## Page extract
+ + + +

Tool papers require a concurrent artifact submission together with the
paper submission. Artifact evaluation occurs concurrently with the review
process and the PC gets access to the artifact evaluation during the PC
discussions.
Submissions on a wide range of topics are sought, particularly ones that
identify new research directions.  CAV 2017 is not limited to topics
discussed in previous instances of the conference.  Authors concerned about
the appropriateness of a topic may communicate with the conference chairs
prior to submission.

As explained below, CAV 2017 will follow a lightweight double-blind review
process.  Submissions that are not “blinded” will be rejected without
review.  Simultaneous submission to other conferences with proceedings or
submission of material that has already been published elsewhere is not
allowed.  The review process will include a feedback/rebuttal period where
authors will have the option to respond to reviewer comments.  The PC
chairs may solicit further reviews after the rebuttal period.

Papers must be submitted in PDF format here
https://cav2017.mpi-sws.org/

Submissions will be in two categories: Regular Papers and Tool Papers.

Regular Papers

Regular Papers should not exceed 16 pages in LNCS format, not counting
references and appendices.  Authors can include a clearly marked appendix
at the end of their submissions, that is exempt from the page limit
restrictions. However, the reviewers are not obliged to read the contents
of these appendices.  These papers should contain original research and
sufficient detail to assess the merits and relevance of the contribution.
Papers will be evaluated on basis of a combination of correctness,
technical depth, significance, novelty, clarity, and elegance. We welcome
papers on theory, case studies, and comparisons with existing experimental
research, as well as combinations of new theory with experimental
evaluation.  A strong theoretical paper is not required to have an
experimental component.  On the other hand, strong papers reproducing and
comparing existing results experimentally do not require new theoretical
insights.

We encourage authors to provide any supplementary material that is required
to support the claims made in the paper, such as detailed proofs or
experimental data.  These materials should be uploaded at submission time,
as a single pdf or a tarball, not via a URL.  It will be made available to
reviewers only after they have submitted their first-draft reviews and
hence need not be anonymized.  Reviewers are under no obligation to look at
the supplementary material but may refer to it if they have questions about
the material in the body of the paper.

+ + + +

## Dataset
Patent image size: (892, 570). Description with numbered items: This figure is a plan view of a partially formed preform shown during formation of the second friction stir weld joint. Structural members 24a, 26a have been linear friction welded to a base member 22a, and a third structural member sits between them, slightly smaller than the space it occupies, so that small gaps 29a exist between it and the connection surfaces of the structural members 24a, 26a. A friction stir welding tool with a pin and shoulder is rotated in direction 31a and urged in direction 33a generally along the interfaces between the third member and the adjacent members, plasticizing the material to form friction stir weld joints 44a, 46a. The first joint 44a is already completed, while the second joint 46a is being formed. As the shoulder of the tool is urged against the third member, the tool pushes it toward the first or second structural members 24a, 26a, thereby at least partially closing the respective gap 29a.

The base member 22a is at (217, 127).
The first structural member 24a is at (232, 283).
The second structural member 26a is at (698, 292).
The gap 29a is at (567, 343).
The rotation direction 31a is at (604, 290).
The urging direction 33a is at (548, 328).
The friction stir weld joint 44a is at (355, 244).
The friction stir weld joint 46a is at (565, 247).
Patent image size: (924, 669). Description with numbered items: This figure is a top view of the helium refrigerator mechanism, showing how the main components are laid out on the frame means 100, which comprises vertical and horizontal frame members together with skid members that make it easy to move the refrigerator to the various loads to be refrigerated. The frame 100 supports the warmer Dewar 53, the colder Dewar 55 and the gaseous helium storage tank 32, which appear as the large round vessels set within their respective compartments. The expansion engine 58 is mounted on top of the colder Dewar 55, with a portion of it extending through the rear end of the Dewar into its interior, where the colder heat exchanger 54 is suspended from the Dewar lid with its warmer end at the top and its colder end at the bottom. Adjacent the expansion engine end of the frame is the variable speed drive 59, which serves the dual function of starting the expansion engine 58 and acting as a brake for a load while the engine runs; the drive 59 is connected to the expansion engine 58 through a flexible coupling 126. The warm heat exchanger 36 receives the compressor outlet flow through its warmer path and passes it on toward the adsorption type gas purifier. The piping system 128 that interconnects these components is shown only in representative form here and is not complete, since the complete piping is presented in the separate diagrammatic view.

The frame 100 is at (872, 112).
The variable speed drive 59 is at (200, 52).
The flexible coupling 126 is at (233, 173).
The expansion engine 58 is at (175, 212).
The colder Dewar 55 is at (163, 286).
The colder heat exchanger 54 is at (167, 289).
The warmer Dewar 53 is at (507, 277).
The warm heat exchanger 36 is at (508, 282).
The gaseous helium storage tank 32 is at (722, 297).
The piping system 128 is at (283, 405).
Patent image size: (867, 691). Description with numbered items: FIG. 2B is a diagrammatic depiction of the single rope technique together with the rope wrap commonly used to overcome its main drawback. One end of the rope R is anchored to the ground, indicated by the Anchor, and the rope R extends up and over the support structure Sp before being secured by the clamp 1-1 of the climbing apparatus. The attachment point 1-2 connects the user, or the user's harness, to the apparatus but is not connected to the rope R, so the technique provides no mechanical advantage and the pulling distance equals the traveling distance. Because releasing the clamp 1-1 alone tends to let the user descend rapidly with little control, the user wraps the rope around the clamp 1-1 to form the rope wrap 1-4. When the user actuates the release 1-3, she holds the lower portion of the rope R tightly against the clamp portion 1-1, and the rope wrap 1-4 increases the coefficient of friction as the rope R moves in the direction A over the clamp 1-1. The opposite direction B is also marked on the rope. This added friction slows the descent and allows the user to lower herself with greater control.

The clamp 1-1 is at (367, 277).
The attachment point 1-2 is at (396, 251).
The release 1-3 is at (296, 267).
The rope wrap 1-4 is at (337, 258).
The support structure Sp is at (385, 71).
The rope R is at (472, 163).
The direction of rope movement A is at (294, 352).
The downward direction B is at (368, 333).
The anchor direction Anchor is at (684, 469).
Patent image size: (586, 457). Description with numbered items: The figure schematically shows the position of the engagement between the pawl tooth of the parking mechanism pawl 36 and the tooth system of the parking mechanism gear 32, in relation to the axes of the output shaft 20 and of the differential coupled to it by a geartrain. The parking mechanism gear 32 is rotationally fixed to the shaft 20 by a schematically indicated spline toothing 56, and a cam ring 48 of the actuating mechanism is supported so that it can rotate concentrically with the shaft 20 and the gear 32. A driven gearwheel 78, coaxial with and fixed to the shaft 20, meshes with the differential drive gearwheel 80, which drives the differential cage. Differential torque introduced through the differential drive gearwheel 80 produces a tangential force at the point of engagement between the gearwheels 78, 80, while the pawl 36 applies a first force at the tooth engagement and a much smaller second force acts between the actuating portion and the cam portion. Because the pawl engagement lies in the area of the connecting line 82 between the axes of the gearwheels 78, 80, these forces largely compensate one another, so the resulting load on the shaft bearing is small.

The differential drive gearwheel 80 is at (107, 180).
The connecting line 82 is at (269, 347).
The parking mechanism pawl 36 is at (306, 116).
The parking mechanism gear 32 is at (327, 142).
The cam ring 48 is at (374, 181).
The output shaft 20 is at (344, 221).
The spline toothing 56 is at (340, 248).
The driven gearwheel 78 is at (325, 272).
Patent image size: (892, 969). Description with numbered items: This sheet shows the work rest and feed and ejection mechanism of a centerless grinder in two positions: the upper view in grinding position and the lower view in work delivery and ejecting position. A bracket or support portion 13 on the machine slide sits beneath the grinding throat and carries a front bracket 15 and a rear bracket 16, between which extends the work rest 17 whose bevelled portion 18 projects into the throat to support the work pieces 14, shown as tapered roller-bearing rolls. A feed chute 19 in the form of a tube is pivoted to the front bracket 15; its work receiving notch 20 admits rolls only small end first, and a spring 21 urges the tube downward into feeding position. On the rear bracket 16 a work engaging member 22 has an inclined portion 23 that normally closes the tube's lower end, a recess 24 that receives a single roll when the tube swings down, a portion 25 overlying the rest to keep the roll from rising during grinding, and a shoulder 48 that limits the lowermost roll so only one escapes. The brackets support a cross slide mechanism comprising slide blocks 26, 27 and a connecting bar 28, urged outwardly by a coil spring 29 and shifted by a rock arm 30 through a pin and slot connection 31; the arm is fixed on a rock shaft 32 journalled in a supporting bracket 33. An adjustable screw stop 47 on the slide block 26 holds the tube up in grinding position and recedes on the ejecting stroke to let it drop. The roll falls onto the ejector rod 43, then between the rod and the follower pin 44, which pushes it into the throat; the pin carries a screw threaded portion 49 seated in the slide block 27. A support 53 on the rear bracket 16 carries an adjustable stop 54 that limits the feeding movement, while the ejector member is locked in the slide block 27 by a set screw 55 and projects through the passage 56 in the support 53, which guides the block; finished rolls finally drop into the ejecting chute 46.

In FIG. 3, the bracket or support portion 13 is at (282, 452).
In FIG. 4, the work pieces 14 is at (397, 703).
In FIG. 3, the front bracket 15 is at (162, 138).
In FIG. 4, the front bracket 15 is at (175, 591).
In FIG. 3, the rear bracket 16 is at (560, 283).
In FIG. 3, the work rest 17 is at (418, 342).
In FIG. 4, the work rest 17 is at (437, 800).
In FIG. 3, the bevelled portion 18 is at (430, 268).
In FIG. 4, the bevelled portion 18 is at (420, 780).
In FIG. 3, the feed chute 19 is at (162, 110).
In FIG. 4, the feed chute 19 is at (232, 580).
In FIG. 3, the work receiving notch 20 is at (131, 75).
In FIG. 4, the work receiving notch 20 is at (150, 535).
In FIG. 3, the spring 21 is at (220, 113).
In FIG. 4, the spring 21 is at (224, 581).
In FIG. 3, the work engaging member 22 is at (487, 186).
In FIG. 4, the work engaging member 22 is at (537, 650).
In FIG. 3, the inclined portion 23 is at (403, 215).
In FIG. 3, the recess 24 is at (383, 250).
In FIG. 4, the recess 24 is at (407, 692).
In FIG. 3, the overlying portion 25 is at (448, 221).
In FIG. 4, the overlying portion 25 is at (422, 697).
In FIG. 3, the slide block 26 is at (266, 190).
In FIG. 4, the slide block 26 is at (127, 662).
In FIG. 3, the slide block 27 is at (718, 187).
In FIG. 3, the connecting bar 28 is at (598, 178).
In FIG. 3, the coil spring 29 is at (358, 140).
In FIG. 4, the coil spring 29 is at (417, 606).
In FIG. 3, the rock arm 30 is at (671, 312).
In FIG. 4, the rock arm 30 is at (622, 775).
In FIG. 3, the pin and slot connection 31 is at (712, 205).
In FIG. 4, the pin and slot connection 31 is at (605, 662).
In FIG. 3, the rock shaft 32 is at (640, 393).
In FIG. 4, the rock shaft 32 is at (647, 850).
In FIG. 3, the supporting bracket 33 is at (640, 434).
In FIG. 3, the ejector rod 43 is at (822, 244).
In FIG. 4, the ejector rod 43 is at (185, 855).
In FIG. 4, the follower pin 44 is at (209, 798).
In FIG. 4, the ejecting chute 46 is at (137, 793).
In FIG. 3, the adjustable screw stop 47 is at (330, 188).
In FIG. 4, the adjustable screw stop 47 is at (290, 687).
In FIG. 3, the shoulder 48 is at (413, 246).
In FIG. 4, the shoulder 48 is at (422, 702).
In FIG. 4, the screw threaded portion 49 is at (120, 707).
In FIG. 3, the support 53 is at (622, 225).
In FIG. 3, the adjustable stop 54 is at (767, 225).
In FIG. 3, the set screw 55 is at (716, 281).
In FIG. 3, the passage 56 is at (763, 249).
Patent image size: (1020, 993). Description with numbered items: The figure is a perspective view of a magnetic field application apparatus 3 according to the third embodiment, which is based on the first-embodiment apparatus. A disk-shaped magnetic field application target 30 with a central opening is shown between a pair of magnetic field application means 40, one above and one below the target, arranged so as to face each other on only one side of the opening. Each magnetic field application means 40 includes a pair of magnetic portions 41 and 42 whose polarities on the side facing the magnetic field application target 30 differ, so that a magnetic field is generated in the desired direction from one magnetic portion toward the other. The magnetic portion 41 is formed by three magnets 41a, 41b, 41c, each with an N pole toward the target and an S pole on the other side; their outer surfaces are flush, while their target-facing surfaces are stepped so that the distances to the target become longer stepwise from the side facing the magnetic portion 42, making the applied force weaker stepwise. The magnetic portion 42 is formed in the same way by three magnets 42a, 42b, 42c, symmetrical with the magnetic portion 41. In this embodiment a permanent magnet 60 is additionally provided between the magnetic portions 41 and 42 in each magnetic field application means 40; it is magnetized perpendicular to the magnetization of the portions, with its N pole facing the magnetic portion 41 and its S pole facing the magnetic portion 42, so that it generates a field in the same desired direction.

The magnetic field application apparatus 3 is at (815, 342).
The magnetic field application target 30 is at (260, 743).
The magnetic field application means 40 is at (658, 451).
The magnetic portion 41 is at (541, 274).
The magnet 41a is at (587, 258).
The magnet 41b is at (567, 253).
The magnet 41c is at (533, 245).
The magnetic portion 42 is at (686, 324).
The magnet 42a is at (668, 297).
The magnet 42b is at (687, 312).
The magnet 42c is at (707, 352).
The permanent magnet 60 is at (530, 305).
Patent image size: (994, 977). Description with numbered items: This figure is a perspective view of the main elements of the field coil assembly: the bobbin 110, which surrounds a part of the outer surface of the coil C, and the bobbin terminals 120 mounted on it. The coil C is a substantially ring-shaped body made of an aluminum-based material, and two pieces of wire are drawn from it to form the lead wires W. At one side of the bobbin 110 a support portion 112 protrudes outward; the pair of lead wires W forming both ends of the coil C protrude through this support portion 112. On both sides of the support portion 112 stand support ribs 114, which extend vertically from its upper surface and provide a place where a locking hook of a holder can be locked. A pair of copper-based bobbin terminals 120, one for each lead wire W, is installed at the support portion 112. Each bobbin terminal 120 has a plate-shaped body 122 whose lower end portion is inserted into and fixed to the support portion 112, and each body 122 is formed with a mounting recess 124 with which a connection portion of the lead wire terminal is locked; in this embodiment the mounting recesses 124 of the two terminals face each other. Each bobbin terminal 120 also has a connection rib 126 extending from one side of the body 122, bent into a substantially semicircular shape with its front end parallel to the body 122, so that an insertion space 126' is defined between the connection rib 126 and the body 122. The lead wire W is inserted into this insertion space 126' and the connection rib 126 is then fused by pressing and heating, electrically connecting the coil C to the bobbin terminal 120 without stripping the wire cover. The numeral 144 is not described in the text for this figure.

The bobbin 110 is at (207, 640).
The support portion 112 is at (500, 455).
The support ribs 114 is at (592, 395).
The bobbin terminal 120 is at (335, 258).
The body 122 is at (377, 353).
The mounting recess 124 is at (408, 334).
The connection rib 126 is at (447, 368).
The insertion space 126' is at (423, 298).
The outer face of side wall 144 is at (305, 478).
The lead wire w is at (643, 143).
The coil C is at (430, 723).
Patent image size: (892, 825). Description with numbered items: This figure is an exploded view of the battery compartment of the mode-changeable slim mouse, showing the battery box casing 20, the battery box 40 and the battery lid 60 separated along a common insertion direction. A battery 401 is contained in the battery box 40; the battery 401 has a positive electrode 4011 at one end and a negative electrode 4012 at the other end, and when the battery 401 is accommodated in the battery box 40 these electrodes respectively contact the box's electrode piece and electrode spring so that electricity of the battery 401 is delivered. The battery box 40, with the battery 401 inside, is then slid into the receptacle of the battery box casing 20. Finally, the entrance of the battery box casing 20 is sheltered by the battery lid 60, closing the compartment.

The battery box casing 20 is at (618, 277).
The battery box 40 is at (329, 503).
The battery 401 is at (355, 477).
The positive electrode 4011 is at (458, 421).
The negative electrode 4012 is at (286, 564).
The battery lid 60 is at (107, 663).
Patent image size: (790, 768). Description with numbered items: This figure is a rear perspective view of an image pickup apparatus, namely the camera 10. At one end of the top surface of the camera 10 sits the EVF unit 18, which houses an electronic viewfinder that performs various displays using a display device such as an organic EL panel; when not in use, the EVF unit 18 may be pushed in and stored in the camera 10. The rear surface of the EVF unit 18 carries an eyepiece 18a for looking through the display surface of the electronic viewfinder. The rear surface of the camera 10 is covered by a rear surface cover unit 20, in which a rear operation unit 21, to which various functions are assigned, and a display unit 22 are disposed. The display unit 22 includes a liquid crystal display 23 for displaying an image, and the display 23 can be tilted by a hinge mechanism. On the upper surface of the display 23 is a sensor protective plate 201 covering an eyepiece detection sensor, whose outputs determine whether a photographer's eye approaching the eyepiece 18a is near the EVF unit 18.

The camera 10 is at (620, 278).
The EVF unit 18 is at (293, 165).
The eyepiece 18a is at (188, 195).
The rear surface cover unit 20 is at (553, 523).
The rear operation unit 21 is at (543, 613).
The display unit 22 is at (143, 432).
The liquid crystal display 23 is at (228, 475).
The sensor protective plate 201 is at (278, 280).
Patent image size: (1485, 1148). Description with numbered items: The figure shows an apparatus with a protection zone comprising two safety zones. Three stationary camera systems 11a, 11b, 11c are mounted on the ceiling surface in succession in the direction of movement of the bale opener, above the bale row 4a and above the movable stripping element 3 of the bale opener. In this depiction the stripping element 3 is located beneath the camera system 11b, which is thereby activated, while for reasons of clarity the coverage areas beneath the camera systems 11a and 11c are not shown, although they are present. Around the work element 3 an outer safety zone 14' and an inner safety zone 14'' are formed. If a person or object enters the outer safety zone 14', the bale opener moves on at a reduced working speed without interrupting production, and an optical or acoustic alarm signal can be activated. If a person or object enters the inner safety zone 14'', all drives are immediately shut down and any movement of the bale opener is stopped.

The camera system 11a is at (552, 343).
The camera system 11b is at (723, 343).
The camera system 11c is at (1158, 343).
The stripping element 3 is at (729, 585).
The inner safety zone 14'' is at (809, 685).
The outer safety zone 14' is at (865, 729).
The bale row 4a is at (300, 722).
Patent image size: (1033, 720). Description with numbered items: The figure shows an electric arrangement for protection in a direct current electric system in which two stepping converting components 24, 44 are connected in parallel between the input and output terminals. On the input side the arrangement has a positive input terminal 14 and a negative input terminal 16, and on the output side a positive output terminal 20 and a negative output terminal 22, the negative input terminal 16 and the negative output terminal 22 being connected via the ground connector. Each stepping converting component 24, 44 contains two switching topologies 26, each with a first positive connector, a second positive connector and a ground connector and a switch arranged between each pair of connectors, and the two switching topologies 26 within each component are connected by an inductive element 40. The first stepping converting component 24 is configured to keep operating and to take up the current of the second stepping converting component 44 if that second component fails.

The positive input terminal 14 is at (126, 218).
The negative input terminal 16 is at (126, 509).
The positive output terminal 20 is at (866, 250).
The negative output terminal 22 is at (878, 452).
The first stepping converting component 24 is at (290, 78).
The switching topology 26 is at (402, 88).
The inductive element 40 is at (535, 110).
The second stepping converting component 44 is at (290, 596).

+ + + +

## What you should do
In the CAV 2017 submission guidelines, what is the page limit for Regular Papers?

## Task answer
Regular Papers should not exceed 16 pages in LNCS format, not counting references and appendices.